### WHAT THE TASK REQUIRES
Would you return all of this data exactly, leaving nothing out?

### DATA ENTRIES
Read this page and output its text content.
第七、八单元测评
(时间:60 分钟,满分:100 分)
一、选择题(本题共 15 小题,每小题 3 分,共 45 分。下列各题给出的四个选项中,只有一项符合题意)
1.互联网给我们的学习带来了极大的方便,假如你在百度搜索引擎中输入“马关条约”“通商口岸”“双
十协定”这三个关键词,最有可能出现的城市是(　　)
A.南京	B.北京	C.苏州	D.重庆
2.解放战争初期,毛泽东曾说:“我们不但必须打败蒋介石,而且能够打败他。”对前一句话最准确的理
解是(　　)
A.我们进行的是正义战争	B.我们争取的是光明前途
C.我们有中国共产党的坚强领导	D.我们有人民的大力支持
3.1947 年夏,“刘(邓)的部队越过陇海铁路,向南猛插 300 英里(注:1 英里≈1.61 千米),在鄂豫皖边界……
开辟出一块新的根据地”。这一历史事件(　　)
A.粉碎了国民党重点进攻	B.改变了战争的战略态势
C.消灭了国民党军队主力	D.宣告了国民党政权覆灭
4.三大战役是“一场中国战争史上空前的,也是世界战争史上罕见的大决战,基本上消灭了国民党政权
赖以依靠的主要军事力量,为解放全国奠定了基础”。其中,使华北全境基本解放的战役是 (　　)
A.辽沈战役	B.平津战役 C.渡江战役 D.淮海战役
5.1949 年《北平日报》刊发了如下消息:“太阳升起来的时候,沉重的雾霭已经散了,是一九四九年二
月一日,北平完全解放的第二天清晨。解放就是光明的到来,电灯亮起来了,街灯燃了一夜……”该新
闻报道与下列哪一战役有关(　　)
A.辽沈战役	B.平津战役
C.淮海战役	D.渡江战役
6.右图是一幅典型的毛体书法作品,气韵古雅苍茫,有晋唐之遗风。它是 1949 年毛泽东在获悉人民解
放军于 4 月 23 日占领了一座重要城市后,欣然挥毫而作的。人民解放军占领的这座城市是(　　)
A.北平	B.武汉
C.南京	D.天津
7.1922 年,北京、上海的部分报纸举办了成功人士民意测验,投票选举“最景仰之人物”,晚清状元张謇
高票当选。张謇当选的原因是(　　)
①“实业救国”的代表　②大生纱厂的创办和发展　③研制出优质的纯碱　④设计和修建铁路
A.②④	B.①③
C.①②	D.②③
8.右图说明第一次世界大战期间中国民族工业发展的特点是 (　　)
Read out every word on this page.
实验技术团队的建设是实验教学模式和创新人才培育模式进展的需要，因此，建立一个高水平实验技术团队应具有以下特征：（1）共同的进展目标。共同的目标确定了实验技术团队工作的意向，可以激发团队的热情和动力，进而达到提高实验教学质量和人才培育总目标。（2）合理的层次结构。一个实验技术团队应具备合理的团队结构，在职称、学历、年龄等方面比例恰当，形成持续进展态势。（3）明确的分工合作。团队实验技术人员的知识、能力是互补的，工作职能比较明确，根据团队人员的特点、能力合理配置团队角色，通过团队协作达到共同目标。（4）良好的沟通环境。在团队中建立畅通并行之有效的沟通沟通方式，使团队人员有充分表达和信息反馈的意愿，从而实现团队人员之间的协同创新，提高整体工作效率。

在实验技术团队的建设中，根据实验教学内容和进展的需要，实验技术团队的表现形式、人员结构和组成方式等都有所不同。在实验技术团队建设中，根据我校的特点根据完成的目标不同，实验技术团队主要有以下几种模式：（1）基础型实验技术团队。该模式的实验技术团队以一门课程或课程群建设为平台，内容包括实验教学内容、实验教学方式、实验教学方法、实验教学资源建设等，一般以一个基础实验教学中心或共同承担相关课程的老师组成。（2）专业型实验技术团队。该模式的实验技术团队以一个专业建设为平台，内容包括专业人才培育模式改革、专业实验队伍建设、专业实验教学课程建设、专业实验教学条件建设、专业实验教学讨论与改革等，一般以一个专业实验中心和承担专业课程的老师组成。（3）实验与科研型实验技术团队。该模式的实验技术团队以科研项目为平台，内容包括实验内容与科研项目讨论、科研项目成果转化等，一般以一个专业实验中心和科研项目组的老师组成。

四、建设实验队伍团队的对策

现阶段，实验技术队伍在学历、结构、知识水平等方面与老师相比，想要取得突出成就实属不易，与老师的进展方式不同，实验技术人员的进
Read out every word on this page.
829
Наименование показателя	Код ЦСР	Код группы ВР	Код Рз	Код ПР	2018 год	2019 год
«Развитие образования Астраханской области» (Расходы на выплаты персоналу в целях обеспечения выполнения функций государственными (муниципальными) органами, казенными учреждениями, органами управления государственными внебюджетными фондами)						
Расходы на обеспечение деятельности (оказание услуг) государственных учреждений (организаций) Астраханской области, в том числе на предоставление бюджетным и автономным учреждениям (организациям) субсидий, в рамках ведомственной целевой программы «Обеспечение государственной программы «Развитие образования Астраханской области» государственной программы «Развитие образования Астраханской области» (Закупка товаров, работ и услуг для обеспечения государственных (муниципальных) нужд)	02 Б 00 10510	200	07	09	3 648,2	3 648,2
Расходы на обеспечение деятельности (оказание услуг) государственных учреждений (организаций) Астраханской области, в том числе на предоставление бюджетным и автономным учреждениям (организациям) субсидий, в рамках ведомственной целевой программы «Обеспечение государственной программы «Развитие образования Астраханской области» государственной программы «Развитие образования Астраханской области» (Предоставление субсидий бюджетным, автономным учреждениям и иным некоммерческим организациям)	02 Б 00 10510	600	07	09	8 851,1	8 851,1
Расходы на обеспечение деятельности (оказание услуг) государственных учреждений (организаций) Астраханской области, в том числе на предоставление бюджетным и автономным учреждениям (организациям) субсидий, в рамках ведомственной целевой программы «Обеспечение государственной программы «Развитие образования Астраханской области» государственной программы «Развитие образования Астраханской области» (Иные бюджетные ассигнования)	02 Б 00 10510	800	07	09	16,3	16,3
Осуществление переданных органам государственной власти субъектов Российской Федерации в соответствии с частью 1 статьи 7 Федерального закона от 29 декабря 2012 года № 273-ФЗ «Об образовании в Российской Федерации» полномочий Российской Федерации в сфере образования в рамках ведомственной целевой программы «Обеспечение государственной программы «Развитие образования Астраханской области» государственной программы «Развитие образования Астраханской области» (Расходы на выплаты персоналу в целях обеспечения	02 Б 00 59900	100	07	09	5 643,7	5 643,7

### IN RESPONSE
Read this page and output its text content.
第七、八单元测评
(时间:60 分钟,满分:100 分)
一、选择题(本题共 15 小题,每小题 3 分,共 45 分。下列各题给出的四个选项中,只有一项符合题意)
1.互联网给我们的学习带来了极大的方便,假如你在百度搜索引擎中输入“马关条约”“通商口岸”“双
十协定”这三个关键词,最有可能出现的城市是(　　)
A.南京	B.北京	C.苏州	D.重庆
2.解放战争初期,毛泽东曾说:“我们不但必须打败蒋介石,而且能够打败他。”对前一句话最准确的理
解是(　　)
A.我们进行的是正义战争	B.我们争取的是光明前途
C.我们有中国共产党的坚强领导	D.我们有人民的大力支持
3.1947 年夏,“刘(邓)的部队越过陇海铁路,向南猛插 300 英里(注:1 英里≈1.61 千米),在鄂豫皖边界……
开辟出一块新的根据地”。这一历史事件(　　)
A.粉碎了国民党重点进攻	B.改变了战争的战略态势
C.消灭了国民党军队主力	D.宣告了国民党政权覆灭
4.三大战役是“一场中国战争史上空前的,也是世界战争史上罕见的大决战,基本上消灭了国民党政权
赖以依靠的主要军事力量,为解放全国奠定了基础”。其中,使华北全境基本解放的战役是 (　　)
A.辽沈战役	B.平津战役 C.渡江战役 D.淮海战役
5.1949 年《北平日报》刊发了如下消息:“太阳升起来的时候,沉重的雾霭已经散了,是一九四九年二
月一日,北平完全解放的第二天清晨。解放就是光明的到来,电灯亮起来了,街灯燃了一夜……”该新
闻报道与下列哪一战役有关(　　)
A.辽沈战役	B.平津战役
C.淮海战役	D.渡江战役
6.右图是一幅典型的毛体书法作品,气韵古雅苍茫,有晋唐之遗风。它是 1949 年毛泽东在获悉人民解
放军于 4 月 23 日占领了一座重要城市后,欣然挥毫而作的。人民解放军占领的这座城市是(　　)
A.北平	B.武汉
C.南京	D.天津
7.1922 年,北京、上海的部分报纸举办了成功人士民意测验,投票选举“最景仰之人物”,晚清状元张謇
高票当选。张謇当选的原因是(　　)
①“实业救国”的代表　②大生纱厂的创办和发展　③研制出优质的纯碱　④设计和修建铁路
A.②④	B.①③
C.①②	D.②③
8.右图说明第一次世界大战期间中国民族工业发展的特点是 (　　)
Read out every word on this page.
实验技术团队的建设是实验教学模式和创新人才培育模式进展的需要，因此，建立一个高水平实验技术团队应具有以下特征：（1）共同的进展目标。共同的目标确定了实验技术团队工作的意向，可以激发团队的热情和动力，进而达到提高实验教学质量和人才培育总目标。（2）合理的层次结构。一个实验技术团队应具备合理的团队结构，在职称、学历、年龄等方面比例恰当，形成持续进展态势。（3）明确的分工合作。团队实验技术人员的知识、能力是互补的，工作职能比较明确，根据团队人员的特点、能力合理配置团队角色，通过团队协作达到共同目标。（4）良好的沟通环境。在团队中建立畅通并行之有效的沟通沟通方式，使团队人员有充分表达和信息反馈的意愿，从而实现团队人员之间的协同创新，提高整体工作效率。

在实验技术团队的建设中，根据实验教学内容和进展的需要，实验技术团队的表现形式、人员结构和组成方式等都有所不同。在实验技术团队建设中，根据我校的特点根据完成的目标不同，实验技术团队主要有以下几种模式：（1）基础型实验技术团队。该模式的实验技术团队以一门课程或课程群建设为平台，内容包括实验教学内容、实验教学方式、实验教学方法、实验教学资源建设等，一般以一个基础实验教学中心或共同承担相关课程的老师组成。（2）专业型实验技术团队。该模式的实验技术团队以一个专业建设为平台，内容包括专业人才培育模式改革、专业实验队伍建设、专业实验教学课程建设、专业实验教学条件建设、专业实验教学讨论与改革等，一般以一个专业实验中心和承担专业课程的老师组成。（3）实验与科研型实验技术团队。该模式的实验技术团队以科研项目为平台，内容包括实验内容与科研项目讨论、科研项目成果转化等，一般以一个专业实验中心和科研项目组的老师组成。

四、建设实验队伍团队的对策

现阶段，实验技术队伍在学历、结构、知识水平等方面与老师相比，想要取得突出成就实属不易，与老师的进展方式不同，实验技术人员的进
Read out every word on this page.
829
Наименование показателя	Код ЦСР	Код группы ВР	Код Рз	Код ПР	2018 год	2019 год
«Развитие образования Астраханской области» (Расходы на выплаты персоналу в целях обеспечения выполнения функций государственными (муниципальными) органами, казенными учреждениями, органами управления государственными внебюджетными фондами)						
Расходы на обеспечение деятельности (оказание услуг) государственных учреждений (организаций) Астраханской области, в том числе на предоставление бюджетным и автономным учреждениям (организациям) субсидий, в рамках ведомственной целевой программы «Обеспечение государственной программы «Развитие образования Астраханской области» государственной программы «Развитие образования Астраханской области» (Закупка товаров, работ и услуг для обеспечения государственных (муниципальных) нужд)	02 Б 00 10510	200	07	09	3 648,2	3 648,2
Расходы на обеспечение деятельности (оказание услуг) государственных учреждений (организаций) Астраханской области, в том числе на предоставление бюджетным и автономным учреждениям (организациям) субсидий, в рамках ведомственной целевой программы «Обеспечение государственной программы «Развитие образования Астраханской области» государственной программы «Развитие образования Астраханской области» (Предоставление субсидий бюджетным, автономным учреждениям и иным некоммерческим организациям)	02 Б 00 10510	600	07	09	8 851,1	8 851,1
Расходы на обеспечение деятельности (оказание услуг) государственных учреждений (организаций) Астраханской области, в том числе на предоставление бюджетным и автономным учреждениям (организациям) субсидий, в рамках ведомственной целевой программы «Обеспечение государственной программы «Развитие образования Астраханской области» государственной программы «Развитие образования Астраханской области» (Иные бюджетные ассигнования)	02 Б 00 10510	800	07	09	16,3	16,3
Осуществление переданных органам государственной власти субъектов Российской Федерации в соответствии с частью 1 статьи 7 Федерального закона от 29 декабря 2012 года № 273-ФЗ «Об образовании в Российской Федерации» полномочий Российской Федерации в сфере образования в рамках ведомственной целевой программы «Обеспечение государственной программы «Развитие образования Астраханской области» государственной программы «Развитие образования Астраханской области» (Расходы на выплаты персоналу в целях обеспечения	02 Б 00 59900	100	07	09	5 643,7	5 643,7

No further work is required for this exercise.